'''

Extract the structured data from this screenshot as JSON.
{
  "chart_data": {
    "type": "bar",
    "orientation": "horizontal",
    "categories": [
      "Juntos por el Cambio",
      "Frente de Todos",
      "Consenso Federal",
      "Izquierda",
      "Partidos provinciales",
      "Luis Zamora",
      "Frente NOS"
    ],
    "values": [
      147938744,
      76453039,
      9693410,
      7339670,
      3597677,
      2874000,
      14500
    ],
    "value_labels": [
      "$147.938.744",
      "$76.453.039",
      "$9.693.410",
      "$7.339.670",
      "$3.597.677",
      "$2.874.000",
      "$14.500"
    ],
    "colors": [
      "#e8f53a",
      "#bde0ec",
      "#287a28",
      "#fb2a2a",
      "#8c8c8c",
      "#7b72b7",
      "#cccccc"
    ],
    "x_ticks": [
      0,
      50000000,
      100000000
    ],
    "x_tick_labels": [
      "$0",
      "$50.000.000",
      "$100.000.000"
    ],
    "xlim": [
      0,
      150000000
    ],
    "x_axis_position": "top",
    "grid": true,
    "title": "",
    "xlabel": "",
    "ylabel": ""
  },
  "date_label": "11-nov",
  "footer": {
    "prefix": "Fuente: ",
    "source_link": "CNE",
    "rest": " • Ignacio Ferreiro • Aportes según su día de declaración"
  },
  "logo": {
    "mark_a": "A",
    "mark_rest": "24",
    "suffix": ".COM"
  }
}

'''

Repeat the material above exactly.

Expected answer:
Extract the structured data from this screenshot as JSON.
{
  "chart_data": {
    "type": "bar",
    "orientation": "horizontal",
    "categories": [
      "Juntos por el Cambio",
      "Frente de Todos",
      "Consenso Federal",
      "Izquierda",
      "Partidos provinciales",
      "Luis Zamora",
      "Frente NOS"
    ],
    "values": [
      147938744,
      76453039,
      9693410,
      7339670,
      3597677,
      2874000,
      14500
    ],
    "value_labels": [
      "$147.938.744",
      "$76.453.039",
      "$9.693.410",
      "$7.339.670",
      "$3.597.677",
      "$2.874.000",
      "$14.500"
    ],
    "colors": [
      "#e8f53a",
      "#bde0ec",
      "#287a28",
      "#fb2a2a",
      "#8c8c8c",
      "#7b72b7",
      "#cccccc"
    ],
    "x_ticks": [
      0,
      50000000,
      100000000
    ],
    "x_tick_labels": [
      "$0",
      "$50.000.000",
      "$100.000.000"
    ],
    "xlim": [
      0,
      150000000
    ],
    "x_axis_position": "top",
    "grid": true,
    "title": "",
    "xlabel": "",
    "ylabel": ""
  },
  "date_label": "11-nov",
  "footer": {
    "prefix": "Fuente: ",
    "source_link": "CNE",
    "rest": " • Ignacio Ferreiro • Aportes según su día de declaración"
  },
  "logo": {
    "mark_a": "A",
    "mark_rest": "24",
    "suffix": ".COM"
  }
}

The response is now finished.